(Exercise instructions) Repeat each of the items below word for word, with nothing changed.

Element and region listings
START
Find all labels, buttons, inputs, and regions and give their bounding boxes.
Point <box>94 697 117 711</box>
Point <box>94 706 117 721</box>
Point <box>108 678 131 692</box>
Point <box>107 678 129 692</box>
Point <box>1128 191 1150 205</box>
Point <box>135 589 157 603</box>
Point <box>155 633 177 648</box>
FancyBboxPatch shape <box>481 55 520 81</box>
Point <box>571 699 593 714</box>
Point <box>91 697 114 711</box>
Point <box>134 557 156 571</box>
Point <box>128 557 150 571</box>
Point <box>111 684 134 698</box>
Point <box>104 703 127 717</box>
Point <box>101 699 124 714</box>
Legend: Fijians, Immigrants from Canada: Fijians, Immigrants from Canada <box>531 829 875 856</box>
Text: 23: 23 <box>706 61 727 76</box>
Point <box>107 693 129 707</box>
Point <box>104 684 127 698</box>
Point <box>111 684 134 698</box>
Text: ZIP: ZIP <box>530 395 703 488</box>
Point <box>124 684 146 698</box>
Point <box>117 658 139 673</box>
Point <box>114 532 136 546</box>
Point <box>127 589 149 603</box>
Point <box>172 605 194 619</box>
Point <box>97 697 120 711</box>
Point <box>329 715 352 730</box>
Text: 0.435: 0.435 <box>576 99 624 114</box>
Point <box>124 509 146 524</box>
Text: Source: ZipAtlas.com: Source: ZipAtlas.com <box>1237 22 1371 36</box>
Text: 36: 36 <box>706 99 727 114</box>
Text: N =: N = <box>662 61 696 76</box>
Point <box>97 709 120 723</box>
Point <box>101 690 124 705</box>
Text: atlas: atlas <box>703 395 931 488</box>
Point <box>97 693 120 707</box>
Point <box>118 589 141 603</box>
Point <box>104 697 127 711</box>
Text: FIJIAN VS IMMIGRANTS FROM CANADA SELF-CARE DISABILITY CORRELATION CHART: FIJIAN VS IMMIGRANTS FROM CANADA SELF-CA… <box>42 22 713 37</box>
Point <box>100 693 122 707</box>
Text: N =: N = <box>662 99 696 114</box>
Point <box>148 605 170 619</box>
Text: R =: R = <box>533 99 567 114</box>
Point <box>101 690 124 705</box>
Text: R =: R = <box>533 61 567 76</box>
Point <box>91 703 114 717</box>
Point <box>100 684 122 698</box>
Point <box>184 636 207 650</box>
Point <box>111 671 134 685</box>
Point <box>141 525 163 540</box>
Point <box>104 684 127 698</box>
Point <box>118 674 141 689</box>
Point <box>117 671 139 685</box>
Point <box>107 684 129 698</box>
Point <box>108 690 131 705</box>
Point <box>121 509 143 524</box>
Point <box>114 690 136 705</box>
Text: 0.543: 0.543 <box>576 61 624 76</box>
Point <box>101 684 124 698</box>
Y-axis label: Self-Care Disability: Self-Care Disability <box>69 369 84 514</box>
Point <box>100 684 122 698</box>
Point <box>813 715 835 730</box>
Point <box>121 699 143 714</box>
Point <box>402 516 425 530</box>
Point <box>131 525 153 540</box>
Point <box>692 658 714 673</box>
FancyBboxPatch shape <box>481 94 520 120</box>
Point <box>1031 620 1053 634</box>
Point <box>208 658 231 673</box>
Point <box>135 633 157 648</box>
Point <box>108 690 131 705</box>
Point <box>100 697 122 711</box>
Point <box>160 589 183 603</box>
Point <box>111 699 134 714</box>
END
(Solution to this task)
Find all labels, buttons, inputs, and regions and give their bounding boxes.
Point <box>94 697 117 711</box>
Point <box>94 706 117 721</box>
Point <box>108 678 131 692</box>
Point <box>107 678 129 692</box>
Point <box>1128 191 1150 205</box>
Point <box>135 589 157 603</box>
Point <box>155 633 177 648</box>
FancyBboxPatch shape <box>481 55 520 81</box>
Point <box>571 699 593 714</box>
Point <box>91 697 114 711</box>
Point <box>134 557 156 571</box>
Point <box>128 557 150 571</box>
Point <box>111 684 134 698</box>
Point <box>104 703 127 717</box>
Point <box>101 699 124 714</box>
Legend: Fijians, Immigrants from Canada: Fijians, Immigrants from Canada <box>531 829 875 856</box>
Text: 23: 23 <box>706 61 727 76</box>
Point <box>107 693 129 707</box>
Point <box>104 684 127 698</box>
Point <box>111 684 134 698</box>
Text: ZIP: ZIP <box>530 395 703 488</box>
Point <box>124 684 146 698</box>
Point <box>117 658 139 673</box>
Point <box>114 532 136 546</box>
Point <box>127 589 149 603</box>
Point <box>172 605 194 619</box>
Point <box>97 697 120 711</box>
Point <box>329 715 352 730</box>
Text: 0.435: 0.435 <box>576 99 624 114</box>
Point <box>124 509 146 524</box>
Text: Source: ZipAtlas.com: Source: ZipAtlas.com <box>1237 22 1371 36</box>
Text: 36: 36 <box>706 99 727 114</box>
Text: N =: N = <box>662 61 696 76</box>
Point <box>97 709 120 723</box>
Point <box>101 690 124 705</box>
Text: atlas: atlas <box>703 395 931 488</box>
Point <box>97 693 120 707</box>
Point <box>118 589 141 603</box>
Point <box>104 697 127 711</box>
Text: FIJIAN VS IMMIGRANTS FROM CANADA SELF-CARE DISABILITY CORRELATION CHART: FIJIAN VS IMMIGRANTS FROM CANADA SELF-CA… <box>42 22 713 37</box>
Point <box>100 693 122 707</box>
Text: N =: N = <box>662 99 696 114</box>
Point <box>148 605 170 619</box>
Text: R =: R = <box>533 99 567 114</box>
Point <box>101 690 124 705</box>
Text: R =: R = <box>533 61 567 76</box>
Point <box>91 703 114 717</box>
Point <box>100 684 122 698</box>
Point <box>184 636 207 650</box>
Point <box>111 671 134 685</box>
Point <box>141 525 163 540</box>
Point <box>104 684 127 698</box>
Point <box>118 674 141 689</box>
Point <box>117 671 139 685</box>
Point <box>107 684 129 698</box>
Point <box>108 690 131 705</box>
Point <box>121 509 143 524</box>
Point <box>114 690 136 705</box>
Text: 0.543: 0.543 <box>576 61 624 76</box>
Point <box>101 684 124 698</box>
Y-axis label: Self-Care Disability: Self-Care Disability <box>69 369 84 514</box>
Point <box>100 684 122 698</box>
Point <box>813 715 835 730</box>
Point <box>121 699 143 714</box>
Point <box>402 516 425 530</box>
Point <box>131 525 153 540</box>
Point <box>692 658 714 673</box>
FancyBboxPatch shape <box>481 94 520 120</box>
Point <box>1031 620 1053 634</box>
Point <box>208 658 231 673</box>
Point <box>135 633 157 648</box>
Point <box>108 690 131 705</box>
Point <box>100 697 122 711</box>
Point <box>160 589 183 603</box>
Point <box>111 699 134 714</box>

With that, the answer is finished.